> PROBLEM TO WORK ON: Search the data below for "Stereo"; list each line that holds it.

> RECORD SET:
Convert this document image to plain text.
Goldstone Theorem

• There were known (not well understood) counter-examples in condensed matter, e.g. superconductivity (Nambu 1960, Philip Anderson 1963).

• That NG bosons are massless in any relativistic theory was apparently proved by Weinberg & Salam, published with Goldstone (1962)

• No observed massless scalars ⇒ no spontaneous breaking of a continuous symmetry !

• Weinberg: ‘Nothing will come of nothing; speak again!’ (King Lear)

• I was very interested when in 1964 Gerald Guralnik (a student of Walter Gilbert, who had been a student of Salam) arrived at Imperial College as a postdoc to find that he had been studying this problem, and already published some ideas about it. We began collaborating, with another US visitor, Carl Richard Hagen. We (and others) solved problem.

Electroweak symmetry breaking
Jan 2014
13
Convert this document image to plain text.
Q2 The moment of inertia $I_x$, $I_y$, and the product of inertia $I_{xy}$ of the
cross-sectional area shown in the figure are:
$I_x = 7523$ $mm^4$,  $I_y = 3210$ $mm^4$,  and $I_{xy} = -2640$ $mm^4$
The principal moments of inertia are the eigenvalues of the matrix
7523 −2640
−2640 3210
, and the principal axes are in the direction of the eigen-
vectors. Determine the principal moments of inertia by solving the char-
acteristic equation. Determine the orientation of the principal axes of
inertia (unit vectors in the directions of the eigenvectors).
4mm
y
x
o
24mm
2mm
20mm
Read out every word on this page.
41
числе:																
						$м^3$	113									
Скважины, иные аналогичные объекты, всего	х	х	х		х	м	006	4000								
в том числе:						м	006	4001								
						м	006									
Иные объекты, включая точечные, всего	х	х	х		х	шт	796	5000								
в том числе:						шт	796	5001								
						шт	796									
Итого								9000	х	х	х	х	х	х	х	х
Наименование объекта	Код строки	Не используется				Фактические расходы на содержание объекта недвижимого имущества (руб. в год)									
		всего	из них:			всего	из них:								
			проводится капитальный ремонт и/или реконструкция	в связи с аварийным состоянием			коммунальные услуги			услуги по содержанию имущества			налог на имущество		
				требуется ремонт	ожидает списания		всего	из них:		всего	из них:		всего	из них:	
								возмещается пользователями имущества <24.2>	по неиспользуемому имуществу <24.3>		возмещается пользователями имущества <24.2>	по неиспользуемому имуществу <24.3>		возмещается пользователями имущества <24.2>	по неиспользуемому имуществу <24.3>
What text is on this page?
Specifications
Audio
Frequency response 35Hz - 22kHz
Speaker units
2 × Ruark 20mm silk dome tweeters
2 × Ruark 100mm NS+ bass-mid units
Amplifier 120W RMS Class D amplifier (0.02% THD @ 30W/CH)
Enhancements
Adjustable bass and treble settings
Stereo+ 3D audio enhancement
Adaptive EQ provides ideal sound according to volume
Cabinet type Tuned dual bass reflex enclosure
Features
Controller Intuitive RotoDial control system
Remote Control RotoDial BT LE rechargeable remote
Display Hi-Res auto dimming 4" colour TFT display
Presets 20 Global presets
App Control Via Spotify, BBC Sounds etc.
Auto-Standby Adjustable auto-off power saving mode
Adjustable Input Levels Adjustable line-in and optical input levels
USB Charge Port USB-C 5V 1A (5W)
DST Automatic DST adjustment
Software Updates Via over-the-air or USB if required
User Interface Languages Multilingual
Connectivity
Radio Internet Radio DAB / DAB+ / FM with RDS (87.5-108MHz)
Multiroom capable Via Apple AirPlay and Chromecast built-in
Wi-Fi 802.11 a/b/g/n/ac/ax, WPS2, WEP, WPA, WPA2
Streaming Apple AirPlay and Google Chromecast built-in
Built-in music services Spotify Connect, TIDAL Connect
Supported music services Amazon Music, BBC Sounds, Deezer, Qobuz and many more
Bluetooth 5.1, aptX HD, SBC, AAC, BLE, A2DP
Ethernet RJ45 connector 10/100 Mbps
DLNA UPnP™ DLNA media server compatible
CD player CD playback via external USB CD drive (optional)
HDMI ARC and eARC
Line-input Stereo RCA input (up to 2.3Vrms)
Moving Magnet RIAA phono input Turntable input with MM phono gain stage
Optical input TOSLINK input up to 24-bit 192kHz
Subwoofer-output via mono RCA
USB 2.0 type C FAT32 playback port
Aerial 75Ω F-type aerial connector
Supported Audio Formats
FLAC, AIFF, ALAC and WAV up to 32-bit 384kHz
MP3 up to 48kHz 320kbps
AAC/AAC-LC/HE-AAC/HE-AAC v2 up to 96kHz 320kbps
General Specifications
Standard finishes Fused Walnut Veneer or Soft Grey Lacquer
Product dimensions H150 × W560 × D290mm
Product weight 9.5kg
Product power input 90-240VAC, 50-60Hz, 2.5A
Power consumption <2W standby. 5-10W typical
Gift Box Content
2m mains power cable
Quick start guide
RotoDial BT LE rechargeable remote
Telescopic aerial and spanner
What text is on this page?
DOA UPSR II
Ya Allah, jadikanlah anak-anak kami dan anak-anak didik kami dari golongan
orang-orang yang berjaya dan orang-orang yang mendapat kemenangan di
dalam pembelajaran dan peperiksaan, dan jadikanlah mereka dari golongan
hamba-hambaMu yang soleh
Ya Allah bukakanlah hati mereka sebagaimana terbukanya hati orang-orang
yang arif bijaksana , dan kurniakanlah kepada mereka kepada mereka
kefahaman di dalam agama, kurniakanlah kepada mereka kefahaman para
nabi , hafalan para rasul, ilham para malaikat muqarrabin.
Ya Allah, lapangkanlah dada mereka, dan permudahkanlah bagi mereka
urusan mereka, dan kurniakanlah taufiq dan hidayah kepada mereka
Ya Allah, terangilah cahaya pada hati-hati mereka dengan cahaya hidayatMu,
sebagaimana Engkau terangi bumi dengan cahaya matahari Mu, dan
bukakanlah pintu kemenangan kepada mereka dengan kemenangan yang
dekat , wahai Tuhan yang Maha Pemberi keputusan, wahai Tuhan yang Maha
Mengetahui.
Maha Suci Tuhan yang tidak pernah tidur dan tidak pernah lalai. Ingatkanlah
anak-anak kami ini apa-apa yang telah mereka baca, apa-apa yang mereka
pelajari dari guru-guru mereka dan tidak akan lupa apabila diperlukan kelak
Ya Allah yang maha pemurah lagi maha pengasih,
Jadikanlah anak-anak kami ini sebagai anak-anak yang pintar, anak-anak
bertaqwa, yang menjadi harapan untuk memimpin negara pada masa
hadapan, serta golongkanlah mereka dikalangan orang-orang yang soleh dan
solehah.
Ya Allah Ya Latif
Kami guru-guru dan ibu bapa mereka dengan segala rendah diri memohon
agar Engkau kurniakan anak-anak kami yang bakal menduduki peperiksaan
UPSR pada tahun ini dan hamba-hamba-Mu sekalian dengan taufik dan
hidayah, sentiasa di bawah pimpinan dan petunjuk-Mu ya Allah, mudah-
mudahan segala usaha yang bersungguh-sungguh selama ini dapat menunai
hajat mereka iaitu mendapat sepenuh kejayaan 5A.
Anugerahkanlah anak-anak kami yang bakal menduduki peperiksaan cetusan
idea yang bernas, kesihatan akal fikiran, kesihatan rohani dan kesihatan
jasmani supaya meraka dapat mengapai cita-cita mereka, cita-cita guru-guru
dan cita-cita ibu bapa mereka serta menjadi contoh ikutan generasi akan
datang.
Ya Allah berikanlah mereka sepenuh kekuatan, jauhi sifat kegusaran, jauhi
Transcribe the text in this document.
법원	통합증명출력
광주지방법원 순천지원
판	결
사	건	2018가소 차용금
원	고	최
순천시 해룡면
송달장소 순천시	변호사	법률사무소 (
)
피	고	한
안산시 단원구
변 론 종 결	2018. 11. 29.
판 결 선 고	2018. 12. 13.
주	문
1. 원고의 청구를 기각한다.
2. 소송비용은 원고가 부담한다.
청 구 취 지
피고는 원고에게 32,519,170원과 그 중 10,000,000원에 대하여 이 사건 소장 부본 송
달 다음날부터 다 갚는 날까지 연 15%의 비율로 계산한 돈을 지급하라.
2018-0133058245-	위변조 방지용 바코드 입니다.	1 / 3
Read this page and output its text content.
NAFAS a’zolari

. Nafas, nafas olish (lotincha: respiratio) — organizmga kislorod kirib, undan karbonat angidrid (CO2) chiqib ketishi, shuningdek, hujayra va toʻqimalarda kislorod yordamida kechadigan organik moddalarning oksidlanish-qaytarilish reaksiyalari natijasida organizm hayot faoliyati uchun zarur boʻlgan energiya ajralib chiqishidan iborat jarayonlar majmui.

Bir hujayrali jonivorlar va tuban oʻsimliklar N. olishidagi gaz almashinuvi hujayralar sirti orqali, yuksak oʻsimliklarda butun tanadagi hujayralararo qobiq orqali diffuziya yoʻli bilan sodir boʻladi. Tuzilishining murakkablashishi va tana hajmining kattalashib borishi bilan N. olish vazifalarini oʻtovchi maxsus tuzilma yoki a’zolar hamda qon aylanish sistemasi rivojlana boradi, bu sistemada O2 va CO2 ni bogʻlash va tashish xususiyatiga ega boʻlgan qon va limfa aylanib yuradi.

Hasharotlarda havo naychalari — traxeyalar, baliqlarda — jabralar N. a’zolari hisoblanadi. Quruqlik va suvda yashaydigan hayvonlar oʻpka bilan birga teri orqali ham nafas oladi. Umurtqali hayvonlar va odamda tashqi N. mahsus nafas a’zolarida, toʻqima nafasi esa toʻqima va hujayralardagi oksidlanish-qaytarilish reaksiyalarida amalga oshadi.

> WRITTEN REPLY:
Stereo+ 3D audio enhancement
Line-input Stereo RCA input (up to 2.3Vrms)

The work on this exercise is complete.